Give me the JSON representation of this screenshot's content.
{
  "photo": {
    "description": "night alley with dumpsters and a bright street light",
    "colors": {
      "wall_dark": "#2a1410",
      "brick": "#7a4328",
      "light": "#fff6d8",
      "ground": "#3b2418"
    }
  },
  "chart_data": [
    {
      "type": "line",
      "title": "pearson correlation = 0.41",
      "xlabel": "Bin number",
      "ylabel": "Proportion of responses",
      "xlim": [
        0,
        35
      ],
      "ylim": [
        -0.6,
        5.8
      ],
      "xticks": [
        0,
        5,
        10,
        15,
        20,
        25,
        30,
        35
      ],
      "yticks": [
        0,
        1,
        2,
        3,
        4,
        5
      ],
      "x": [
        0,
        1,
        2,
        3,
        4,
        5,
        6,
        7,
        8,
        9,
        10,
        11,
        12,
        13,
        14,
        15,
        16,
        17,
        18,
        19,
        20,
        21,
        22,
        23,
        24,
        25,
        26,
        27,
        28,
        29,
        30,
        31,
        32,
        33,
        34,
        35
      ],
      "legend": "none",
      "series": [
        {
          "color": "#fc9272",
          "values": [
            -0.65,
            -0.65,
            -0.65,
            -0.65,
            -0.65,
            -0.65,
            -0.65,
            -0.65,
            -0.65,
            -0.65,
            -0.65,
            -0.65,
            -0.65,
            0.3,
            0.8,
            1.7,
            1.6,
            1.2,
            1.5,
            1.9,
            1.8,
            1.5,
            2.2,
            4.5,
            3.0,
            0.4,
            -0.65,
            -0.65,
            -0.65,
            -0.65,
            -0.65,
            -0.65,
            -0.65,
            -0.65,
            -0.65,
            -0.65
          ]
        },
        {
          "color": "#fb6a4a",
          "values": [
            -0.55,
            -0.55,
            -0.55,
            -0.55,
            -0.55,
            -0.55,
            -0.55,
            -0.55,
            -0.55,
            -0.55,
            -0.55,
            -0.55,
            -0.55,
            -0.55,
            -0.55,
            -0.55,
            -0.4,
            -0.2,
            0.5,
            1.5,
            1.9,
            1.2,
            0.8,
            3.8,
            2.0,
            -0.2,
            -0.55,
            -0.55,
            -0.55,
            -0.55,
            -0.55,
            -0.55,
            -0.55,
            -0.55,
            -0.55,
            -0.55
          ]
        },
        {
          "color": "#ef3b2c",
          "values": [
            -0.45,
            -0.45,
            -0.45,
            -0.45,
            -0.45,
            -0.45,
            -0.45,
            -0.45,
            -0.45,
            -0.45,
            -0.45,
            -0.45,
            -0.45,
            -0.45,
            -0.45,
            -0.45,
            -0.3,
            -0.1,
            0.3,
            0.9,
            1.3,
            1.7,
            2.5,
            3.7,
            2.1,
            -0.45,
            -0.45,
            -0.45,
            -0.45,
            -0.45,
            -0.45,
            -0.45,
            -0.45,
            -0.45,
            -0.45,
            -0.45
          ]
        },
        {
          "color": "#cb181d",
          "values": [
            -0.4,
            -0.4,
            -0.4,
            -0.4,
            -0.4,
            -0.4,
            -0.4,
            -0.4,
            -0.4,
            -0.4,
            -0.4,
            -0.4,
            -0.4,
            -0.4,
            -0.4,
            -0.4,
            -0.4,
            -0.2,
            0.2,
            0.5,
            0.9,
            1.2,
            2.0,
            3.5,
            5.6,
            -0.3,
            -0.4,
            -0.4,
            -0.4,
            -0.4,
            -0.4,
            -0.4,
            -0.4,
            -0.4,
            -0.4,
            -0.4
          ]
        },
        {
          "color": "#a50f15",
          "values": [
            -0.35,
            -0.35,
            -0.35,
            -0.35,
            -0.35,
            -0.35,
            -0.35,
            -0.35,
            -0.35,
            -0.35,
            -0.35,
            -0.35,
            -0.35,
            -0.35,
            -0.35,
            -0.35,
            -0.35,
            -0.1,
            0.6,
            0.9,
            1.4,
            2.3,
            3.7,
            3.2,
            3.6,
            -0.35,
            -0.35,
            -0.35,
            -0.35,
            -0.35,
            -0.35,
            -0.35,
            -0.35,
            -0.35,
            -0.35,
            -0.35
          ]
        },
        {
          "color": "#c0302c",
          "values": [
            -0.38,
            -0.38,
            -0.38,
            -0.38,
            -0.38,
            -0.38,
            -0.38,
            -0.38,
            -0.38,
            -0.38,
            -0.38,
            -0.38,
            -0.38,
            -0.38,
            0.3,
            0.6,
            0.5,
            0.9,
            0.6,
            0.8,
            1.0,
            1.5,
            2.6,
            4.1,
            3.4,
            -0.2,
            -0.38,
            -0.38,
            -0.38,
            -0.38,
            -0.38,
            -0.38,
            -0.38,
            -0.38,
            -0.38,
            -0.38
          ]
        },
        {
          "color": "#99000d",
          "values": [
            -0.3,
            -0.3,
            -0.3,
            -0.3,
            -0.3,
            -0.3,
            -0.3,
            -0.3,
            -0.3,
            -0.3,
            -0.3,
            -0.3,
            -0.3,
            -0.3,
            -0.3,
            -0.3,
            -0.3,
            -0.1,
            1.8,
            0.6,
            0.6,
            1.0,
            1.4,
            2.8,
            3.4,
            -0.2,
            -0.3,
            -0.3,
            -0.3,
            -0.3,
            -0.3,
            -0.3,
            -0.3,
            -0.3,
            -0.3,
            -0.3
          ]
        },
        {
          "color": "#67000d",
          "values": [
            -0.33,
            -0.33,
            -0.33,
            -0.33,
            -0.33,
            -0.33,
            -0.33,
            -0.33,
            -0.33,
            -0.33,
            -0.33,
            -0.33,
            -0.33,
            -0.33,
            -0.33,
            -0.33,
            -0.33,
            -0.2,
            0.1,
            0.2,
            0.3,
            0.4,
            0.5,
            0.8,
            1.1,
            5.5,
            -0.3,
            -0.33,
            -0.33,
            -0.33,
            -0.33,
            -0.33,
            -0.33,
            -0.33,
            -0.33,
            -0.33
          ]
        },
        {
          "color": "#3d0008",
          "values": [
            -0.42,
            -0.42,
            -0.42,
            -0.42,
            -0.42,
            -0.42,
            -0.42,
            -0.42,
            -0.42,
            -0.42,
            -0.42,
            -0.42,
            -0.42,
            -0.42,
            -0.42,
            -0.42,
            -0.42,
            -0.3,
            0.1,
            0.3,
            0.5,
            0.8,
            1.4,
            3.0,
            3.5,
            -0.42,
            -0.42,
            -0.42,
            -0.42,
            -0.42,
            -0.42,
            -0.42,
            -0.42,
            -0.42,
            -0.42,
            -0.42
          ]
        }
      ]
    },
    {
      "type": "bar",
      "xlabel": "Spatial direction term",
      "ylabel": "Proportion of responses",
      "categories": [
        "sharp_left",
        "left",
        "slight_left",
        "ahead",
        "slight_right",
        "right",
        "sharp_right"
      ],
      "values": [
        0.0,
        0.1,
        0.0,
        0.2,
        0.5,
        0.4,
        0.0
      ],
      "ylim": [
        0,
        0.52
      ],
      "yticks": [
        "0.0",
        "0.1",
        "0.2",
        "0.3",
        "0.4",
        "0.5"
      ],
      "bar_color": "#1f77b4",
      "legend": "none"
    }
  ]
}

● ● ● ● ● ● ●

▸ **THE TASK**
Would you give the material above again, complete and exact?

▸ **SOLVED PROBLEM**
Give me the JSON representation of this screenshot's content.
{
  "photo": {
    "description": "night alley with dumpsters and a bright street light",
    "colors": {
      "wall_dark": "#2a1410",
      "brick": "#7a4328",
      "light": "#fff6d8",
      "ground": "#3b2418"
    }
  },
  "chart_data": [
    {
      "type": "line",
      "title": "pearson correlation = 0.41",
      "xlabel": "Bin number",
      "ylabel": "Proportion of responses",
      "xlim": [
        0,
        35
      ],
      "ylim": [
        -0.6,
        5.8
      ],
      "xticks": [
        0,
        5,
        10,
        15,
        20,
        25,
        30,
        35
      ],
      "yticks": [
        0,
        1,
        2,
        3,
        4,
        5
      ],
      "x": [
        0,
        1,
        2,
        3,
        4,
        5,
        6,
        7,
        8,
        9,
        10,
        11,
        12,
        13,
        14,
        15,
        16,
        17,
        18,
        19,
        20,
        21,
        22,
        23,
        24,
        25,
        26,
        27,
        28,
        29,
        30,
        31,
        32,
        33,
        34,
        35
      ],
      "legend": "none",
      "series": [
        {
          "color": "#fc9272",
          "values": [
            -0.65,
            -0.65,
            -0.65,
            -0.65,
            -0.65,
            -0.65,
            -0.65,
            -0.65,
            -0.65,
            -0.65,
            -0.65,
            -0.65,
            -0.65,
            0.3,
            0.8,
            1.7,
            1.6,
            1.2,
            1.5,
            1.9,
            1.8,
            1.5,
            2.2,
            4.5,
            3.0,
            0.4,
            -0.65,
            -0.65,
            -0.65,
            -0.65,
            -0.65,
            -0.65,
            -0.65,
            -0.65,
            -0.65,
            -0.65
          ]
        },
        {
          "color": "#fb6a4a",
          "values": [
            -0.55,
            -0.55,
            -0.55,
            -0.55,
            -0.55,
            -0.55,
            -0.55,
            -0.55,
            -0.55,
            -0.55,
            -0.55,
            -0.55,
            -0.55,
            -0.55,
            -0.55,
            -0.55,
            -0.4,
            -0.2,
            0.5,
            1.5,
            1.9,
            1.2,
            0.8,
            3.8,
            2.0,
            -0.2,
            -0.55,
            -0.55,
            -0.55,
            -0.55,
            -0.55,
            -0.55,
            -0.55,
            -0.55,
            -0.55,
            -0.55
          ]
        },
        {
          "color": "#ef3b2c",
          "values": [
            -0.45,
            -0.45,
            -0.45,
            -0.45,
            -0.45,
            -0.45,
            -0.45,
            -0.45,
            -0.45,
            -0.45,
            -0.45,
            -0.45,
            -0.45,
            -0.45,
            -0.45,
            -0.45,
            -0.3,
            -0.1,
            0.3,
            0.9,
            1.3,
            1.7,
            2.5,
            3.7,
            2.1,
            -0.45,
            -0.45,
            -0.45,
            -0.45,
            -0.45,
            -0.45,
            -0.45,
            -0.45,
            -0.45,
            -0.45,
            -0.45
          ]
        },
        {
          "color": "#cb181d",
          "values": [
            -0.4,
            -0.4,
            -0.4,
            -0.4,
            -0.4,
            -0.4,
            -0.4,
            -0.4,
            -0.4,
            -0.4,
            -0.4,
            -0.4,
            -0.4,
            -0.4,
            -0.4,
            -0.4,
            -0.4,
            -0.2,
            0.2,
            0.5,
            0.9,
            1.2,
            2.0,
            3.5,
            5.6,
            -0.3,
            -0.4,
            -0.4,
            -0.4,
            -0.4,
            -0.4,
            -0.4,
            -0.4,
            -0.4,
            -0.4,
            -0.4
          ]
        },
        {
          "color": "#a50f15",
          "values": [
            -0.35,
            -0.35,
            -0.35,
            -0.35,
            -0.35,
            -0.35,
            -0.35,
            -0.35,
            -0.35,
            -0.35,
            -0.35,
            -0.35,
            -0.35,
            -0.35,
            -0.35,
            -0.35,
            -0.35,
            -0.1,
            0.6,
            0.9,
            1.4,
            2.3,
            3.7,
            3.2,
            3.6,
            -0.35,
            -0.35,
            -0.35,
            -0.35,
            -0.35,
            -0.35,
            -0.35,
            -0.35,
            -0.35,
            -0.35,
            -0.35
          ]
        },
        {
          "color": "#c0302c",
          "values": [
            -0.38,
            -0.38,
            -0.38,
            -0.38,
            -0.38,
            -0.38,
            -0.38,
            -0.38,
            -0.38,
            -0.38,
            -0.38,
            -0.38,
            -0.38,
            -0.38,
            0.3,
            0.6,
            0.5,
            0.9,
            0.6,
            0.8,
            1.0,
            1.5,
            2.6,
            4.1,
            3.4,
            -0.2,
            -0.38,
            -0.38,
            -0.38,
            -0.38,
            -0.38,
            -0.38,
            -0.38,
            -0.38,
            -0.38,
            -0.38
          ]
        },
        {
          "color": "#99000d",
          "values": [
            -0.3,
            -0.3,
            -0.3,
            -0.3,
            -0.3,
            -0.3,
            -0.3,
            -0.3,
            -0.3,
            -0.3,
            -0.3,
            -0.3,
            -0.3,
            -0.3,
            -0.3,
            -0.3,
            -0.3,
            -0.1,
            1.8,
            0.6,
            0.6,
            1.0,
            1.4,
            2.8,
            3.4,
            -0.2,
            -0.3,
            -0.3,
            -0.3,
            -0.3,
            -0.3,
            -0.3,
            -0.3,
            -0.3,
            -0.3,
            -0.3
          ]
        },
        {
          "color": "#67000d",
          "values": [
            -0.33,
            -0.33,
            -0.33,
            -0.33,
            -0.33,
            -0.33,
            -0.33,
            -0.33,
            -0.33,
            -0.33,
            -0.33,
            -0.33,
            -0.33,
            -0.33,
            -0.33,
            -0.33,
            -0.33,
            -0.2,
            0.1,
            0.2,
            0.3,
            0.4,
            0.5,
            0.8,
            1.1,
            5.5,
            -0.3,
            -0.33,
            -0.33,
            -0.33,
            -0.33,
            -0.33,
            -0.33,
            -0.33,
            -0.33,
            -0.33
          ]
        },
        {
          "color": "#3d0008",
          "values": [
            -0.42,
            -0.42,
            -0.42,
            -0.42,
            -0.42,
            -0.42,
            -0.42,
            -0.42,
            -0.42,
            -0.42,
            -0.42,
            -0.42,
            -0.42,
            -0.42,
            -0.42,
            -0.42,
            -0.42,
            -0.3,
            0.1,
            0.3,
            0.5,
            0.8,
            1.4,
            3.0,
            3.5,
            -0.42,
            -0.42,
            -0.42,
            -0.42,
            -0.42,
            -0.42,
            -0.42,
            -0.42,
            -0.42,
            -0.42,
            -0.42
          ]
        }
      ]
    },
    {
      "type": "bar",
      "xlabel": "Spatial direction term",
      "ylabel": "Proportion of responses",
      "categories": [
        "sharp_left",
        "left",
        "slight_left",
        "ahead",
        "slight_right",
        "right",
        "sharp_right"
      ],
      "values": [
        0.0,
        0.1,
        0.0,
        0.2,
        0.5,
        0.4,
        0.0
      ],
      "ylim": [
        0,
        0.52
      ],
      "yticks": [
        "0.0",
        "0.1",
        "0.2",
        "0.3",
        "0.4",
        "0.5"
      ],
      "bar_color": "#1f77b4",
      "legend": "none"
    }
  ]
}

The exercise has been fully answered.